● Goal: Answer with one number only: the number of lines that contain "source".

>> begin

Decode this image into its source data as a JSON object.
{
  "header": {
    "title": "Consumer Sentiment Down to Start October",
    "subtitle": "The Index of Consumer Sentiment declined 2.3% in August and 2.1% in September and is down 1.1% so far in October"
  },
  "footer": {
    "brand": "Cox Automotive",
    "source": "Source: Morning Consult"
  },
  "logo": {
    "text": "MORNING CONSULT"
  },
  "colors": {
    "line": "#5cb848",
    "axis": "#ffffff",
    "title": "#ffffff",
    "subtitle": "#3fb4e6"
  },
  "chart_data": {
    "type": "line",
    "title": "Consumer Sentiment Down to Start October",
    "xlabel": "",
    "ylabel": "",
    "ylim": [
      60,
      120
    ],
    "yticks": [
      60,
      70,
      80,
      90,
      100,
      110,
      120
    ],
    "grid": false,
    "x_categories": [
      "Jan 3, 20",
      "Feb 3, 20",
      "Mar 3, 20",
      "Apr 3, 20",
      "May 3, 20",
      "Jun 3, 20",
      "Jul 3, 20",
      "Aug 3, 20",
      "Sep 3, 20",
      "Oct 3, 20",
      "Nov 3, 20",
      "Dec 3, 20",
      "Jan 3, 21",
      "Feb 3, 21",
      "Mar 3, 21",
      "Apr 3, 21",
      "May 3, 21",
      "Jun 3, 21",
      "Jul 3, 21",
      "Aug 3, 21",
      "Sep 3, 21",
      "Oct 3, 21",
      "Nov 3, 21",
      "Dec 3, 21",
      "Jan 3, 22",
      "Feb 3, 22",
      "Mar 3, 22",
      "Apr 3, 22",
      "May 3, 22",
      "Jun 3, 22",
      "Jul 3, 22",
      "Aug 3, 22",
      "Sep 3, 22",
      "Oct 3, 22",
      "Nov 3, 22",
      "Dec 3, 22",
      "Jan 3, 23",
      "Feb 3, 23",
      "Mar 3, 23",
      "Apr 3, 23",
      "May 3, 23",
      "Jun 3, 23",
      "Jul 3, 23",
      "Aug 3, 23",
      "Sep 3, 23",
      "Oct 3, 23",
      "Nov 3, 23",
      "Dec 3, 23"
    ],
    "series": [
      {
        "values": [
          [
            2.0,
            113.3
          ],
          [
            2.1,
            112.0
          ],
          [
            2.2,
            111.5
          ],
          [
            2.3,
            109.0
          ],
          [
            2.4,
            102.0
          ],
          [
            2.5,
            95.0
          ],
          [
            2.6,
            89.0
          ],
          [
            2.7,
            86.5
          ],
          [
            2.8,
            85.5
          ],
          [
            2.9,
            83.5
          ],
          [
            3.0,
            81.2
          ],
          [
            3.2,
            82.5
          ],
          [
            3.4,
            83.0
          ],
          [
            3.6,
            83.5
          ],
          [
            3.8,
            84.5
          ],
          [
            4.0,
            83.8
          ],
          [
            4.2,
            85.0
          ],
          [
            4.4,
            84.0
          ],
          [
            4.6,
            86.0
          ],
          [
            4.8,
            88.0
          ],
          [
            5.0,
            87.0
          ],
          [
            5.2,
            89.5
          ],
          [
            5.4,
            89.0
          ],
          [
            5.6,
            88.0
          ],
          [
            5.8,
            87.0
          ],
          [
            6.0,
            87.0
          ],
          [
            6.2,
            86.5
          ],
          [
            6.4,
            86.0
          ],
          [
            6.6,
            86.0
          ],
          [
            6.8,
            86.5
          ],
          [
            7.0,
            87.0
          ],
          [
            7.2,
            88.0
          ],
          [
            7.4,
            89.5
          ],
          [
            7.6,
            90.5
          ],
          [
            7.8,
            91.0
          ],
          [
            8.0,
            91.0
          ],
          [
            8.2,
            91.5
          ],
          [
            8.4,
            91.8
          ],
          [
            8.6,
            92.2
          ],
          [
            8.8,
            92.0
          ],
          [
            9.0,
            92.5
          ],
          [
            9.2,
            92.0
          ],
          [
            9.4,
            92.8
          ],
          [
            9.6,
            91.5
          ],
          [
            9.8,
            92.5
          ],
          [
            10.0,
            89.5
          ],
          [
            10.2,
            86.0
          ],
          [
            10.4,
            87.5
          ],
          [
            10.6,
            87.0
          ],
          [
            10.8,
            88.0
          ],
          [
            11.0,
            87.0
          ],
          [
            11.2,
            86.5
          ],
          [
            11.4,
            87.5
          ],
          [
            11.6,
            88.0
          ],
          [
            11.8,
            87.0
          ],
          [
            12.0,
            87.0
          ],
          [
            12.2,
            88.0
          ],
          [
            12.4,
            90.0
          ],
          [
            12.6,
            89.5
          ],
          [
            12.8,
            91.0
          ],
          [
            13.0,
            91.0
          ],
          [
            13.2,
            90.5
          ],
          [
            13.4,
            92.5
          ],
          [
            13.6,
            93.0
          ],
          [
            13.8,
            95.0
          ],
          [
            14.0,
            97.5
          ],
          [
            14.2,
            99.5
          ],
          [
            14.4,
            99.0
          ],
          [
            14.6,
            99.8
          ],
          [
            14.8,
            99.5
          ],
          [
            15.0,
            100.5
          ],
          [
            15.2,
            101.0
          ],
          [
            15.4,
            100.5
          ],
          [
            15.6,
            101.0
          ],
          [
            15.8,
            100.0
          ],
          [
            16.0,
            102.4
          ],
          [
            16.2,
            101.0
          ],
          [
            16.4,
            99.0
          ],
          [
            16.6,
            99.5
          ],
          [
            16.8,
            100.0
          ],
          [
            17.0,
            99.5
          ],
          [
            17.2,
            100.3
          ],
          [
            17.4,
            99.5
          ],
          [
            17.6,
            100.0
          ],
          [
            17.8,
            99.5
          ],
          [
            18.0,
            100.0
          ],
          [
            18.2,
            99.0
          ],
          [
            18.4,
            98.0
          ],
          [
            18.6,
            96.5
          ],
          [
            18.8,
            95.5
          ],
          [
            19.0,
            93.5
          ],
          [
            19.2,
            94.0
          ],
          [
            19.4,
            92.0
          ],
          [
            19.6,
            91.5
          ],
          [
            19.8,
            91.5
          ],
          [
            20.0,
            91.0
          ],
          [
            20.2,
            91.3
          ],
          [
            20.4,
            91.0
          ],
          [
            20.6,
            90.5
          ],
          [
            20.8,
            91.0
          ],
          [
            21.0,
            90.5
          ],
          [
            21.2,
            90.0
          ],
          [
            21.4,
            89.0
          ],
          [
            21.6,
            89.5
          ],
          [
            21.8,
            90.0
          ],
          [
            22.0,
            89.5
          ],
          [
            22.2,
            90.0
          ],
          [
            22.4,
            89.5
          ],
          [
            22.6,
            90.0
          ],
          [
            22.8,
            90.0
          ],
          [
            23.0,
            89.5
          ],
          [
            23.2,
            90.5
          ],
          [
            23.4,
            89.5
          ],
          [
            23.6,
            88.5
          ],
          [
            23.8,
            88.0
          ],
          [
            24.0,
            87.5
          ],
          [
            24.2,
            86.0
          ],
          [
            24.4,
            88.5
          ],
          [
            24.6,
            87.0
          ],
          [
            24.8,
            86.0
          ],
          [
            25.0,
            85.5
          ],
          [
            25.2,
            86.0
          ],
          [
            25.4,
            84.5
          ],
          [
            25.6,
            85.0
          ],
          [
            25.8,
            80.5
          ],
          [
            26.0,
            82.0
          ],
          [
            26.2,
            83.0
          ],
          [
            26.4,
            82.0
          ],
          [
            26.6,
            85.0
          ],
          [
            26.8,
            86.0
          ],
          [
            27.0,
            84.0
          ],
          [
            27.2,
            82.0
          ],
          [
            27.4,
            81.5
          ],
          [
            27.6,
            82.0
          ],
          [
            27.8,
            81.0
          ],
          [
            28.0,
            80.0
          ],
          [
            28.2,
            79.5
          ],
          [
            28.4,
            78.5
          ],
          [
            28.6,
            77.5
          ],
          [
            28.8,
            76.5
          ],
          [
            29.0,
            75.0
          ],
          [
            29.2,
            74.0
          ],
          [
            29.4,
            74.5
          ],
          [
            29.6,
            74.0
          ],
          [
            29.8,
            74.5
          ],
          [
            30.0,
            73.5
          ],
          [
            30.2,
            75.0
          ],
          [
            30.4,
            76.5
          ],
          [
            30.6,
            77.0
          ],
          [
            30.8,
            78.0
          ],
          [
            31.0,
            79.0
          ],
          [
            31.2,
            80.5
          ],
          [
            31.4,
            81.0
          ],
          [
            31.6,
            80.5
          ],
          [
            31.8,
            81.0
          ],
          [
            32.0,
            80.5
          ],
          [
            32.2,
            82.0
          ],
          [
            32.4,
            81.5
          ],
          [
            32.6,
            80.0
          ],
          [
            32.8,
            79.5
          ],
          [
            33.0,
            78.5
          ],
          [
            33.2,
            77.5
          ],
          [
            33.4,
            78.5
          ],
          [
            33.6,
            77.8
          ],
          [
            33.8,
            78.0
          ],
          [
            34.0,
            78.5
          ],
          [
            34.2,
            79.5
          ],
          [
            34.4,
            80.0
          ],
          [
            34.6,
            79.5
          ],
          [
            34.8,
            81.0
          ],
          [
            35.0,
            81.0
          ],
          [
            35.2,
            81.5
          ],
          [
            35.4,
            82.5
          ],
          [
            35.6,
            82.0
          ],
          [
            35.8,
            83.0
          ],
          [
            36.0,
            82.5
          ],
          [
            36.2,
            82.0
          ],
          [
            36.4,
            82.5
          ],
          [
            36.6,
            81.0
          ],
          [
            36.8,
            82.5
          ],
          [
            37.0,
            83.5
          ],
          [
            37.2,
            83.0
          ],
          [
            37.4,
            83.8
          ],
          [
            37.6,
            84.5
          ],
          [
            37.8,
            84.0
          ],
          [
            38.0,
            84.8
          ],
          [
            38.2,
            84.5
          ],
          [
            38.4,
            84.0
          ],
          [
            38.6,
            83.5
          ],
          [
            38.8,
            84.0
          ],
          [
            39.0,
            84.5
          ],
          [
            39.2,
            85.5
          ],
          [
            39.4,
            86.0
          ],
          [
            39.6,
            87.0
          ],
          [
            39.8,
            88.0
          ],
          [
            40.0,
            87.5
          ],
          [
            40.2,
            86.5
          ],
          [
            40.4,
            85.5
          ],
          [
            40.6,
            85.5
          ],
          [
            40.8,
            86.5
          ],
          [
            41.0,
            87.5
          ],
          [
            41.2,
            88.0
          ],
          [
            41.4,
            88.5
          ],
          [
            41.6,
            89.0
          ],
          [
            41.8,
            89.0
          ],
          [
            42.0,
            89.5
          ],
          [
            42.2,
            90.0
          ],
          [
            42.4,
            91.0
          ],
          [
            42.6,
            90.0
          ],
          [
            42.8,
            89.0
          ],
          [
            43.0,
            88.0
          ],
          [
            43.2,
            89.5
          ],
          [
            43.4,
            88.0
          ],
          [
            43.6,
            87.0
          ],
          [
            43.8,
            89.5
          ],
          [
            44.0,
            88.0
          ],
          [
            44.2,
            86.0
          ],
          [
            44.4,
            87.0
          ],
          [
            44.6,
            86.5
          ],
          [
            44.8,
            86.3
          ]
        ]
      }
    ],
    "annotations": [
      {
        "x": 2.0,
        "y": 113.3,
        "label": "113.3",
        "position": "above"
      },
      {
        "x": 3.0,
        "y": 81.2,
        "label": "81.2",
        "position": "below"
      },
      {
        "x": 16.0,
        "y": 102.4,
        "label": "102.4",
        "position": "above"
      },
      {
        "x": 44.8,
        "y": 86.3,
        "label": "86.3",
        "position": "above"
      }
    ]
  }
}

>> end

● Correct answer: 2